Request: Look through the data below. Collect every line where the word "dose" occurs.

-- BEGIN --

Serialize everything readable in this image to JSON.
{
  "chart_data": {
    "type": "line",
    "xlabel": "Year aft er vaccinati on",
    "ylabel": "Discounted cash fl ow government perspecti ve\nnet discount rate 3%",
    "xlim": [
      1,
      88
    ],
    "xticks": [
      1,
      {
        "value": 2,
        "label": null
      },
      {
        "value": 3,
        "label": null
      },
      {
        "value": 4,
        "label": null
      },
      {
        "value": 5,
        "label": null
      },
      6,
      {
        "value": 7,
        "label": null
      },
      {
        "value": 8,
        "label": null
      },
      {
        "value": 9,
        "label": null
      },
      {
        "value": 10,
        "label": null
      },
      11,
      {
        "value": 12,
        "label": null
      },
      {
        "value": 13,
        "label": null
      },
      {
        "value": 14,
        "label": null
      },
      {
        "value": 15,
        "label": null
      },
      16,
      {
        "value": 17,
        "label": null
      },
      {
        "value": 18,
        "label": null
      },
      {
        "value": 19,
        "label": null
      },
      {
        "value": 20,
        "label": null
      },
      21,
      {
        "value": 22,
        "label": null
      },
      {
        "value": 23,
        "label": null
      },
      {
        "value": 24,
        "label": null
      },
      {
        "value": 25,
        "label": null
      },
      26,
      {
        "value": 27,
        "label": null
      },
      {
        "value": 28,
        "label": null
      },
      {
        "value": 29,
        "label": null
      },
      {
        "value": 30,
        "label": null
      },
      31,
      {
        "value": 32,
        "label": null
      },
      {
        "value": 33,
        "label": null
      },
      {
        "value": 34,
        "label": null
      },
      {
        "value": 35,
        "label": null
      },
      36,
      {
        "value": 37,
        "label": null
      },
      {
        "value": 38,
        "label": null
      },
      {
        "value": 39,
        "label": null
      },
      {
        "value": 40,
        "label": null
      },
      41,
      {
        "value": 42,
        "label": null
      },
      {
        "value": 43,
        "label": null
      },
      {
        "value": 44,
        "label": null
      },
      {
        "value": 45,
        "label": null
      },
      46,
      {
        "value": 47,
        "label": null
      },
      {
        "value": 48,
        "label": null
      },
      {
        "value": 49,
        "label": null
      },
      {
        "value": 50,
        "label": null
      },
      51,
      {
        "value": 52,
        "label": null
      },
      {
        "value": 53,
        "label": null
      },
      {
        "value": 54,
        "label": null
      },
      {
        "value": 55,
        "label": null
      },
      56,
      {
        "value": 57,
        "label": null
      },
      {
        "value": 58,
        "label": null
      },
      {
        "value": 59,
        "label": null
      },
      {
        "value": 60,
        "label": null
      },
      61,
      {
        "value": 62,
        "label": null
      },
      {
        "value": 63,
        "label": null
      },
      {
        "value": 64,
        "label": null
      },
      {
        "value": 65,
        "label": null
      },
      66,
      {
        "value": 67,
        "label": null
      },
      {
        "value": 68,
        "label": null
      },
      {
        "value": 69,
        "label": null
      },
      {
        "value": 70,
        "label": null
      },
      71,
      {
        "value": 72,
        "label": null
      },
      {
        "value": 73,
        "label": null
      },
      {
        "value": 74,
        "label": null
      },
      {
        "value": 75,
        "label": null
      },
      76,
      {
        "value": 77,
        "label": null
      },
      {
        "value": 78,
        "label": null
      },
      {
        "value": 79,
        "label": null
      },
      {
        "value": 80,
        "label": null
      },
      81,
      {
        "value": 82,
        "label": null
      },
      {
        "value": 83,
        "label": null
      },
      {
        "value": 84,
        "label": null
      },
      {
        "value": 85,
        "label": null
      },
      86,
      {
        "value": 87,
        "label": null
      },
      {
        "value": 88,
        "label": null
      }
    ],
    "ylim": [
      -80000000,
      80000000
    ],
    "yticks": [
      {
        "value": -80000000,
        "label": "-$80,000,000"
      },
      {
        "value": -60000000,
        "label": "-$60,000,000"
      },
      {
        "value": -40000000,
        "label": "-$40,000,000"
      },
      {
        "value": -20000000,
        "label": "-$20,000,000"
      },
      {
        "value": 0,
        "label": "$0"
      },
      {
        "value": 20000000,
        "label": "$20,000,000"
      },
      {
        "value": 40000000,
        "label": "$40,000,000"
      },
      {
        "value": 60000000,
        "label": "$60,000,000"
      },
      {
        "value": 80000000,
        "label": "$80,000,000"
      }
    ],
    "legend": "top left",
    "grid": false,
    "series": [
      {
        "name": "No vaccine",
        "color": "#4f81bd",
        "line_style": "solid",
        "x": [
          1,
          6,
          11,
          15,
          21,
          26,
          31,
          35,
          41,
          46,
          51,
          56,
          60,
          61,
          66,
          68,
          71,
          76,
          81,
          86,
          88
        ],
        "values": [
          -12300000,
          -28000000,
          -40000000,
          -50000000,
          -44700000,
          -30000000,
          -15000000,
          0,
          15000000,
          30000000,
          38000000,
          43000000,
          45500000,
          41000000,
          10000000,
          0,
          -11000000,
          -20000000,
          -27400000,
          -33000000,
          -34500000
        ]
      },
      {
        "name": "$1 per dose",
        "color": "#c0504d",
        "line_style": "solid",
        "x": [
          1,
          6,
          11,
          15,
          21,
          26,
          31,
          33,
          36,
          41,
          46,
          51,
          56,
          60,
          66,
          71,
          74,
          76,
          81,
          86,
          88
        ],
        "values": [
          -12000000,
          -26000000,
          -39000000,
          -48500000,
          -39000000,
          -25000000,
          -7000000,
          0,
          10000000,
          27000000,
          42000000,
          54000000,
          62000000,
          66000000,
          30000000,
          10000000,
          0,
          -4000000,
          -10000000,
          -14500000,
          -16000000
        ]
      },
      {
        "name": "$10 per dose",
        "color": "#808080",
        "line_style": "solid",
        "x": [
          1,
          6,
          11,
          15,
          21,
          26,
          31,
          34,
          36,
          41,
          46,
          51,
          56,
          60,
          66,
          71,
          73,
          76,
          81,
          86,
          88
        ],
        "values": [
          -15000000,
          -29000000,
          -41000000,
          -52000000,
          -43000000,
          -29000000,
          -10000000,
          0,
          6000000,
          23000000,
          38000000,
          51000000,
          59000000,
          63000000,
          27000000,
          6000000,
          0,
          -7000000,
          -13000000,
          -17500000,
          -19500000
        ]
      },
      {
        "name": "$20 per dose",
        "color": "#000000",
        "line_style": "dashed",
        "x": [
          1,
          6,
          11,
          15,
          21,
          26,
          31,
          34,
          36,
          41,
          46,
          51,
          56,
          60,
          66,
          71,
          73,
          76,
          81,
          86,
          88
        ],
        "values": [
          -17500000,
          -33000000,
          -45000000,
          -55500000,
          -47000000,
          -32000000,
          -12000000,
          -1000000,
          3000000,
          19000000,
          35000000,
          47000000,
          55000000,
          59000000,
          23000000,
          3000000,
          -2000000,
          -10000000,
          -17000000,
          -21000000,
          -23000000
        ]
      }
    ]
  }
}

-- END --

Written reply:
        "name": "$1 per dose",
        "name": "$10 per dose",
        "name": "$20 per dose",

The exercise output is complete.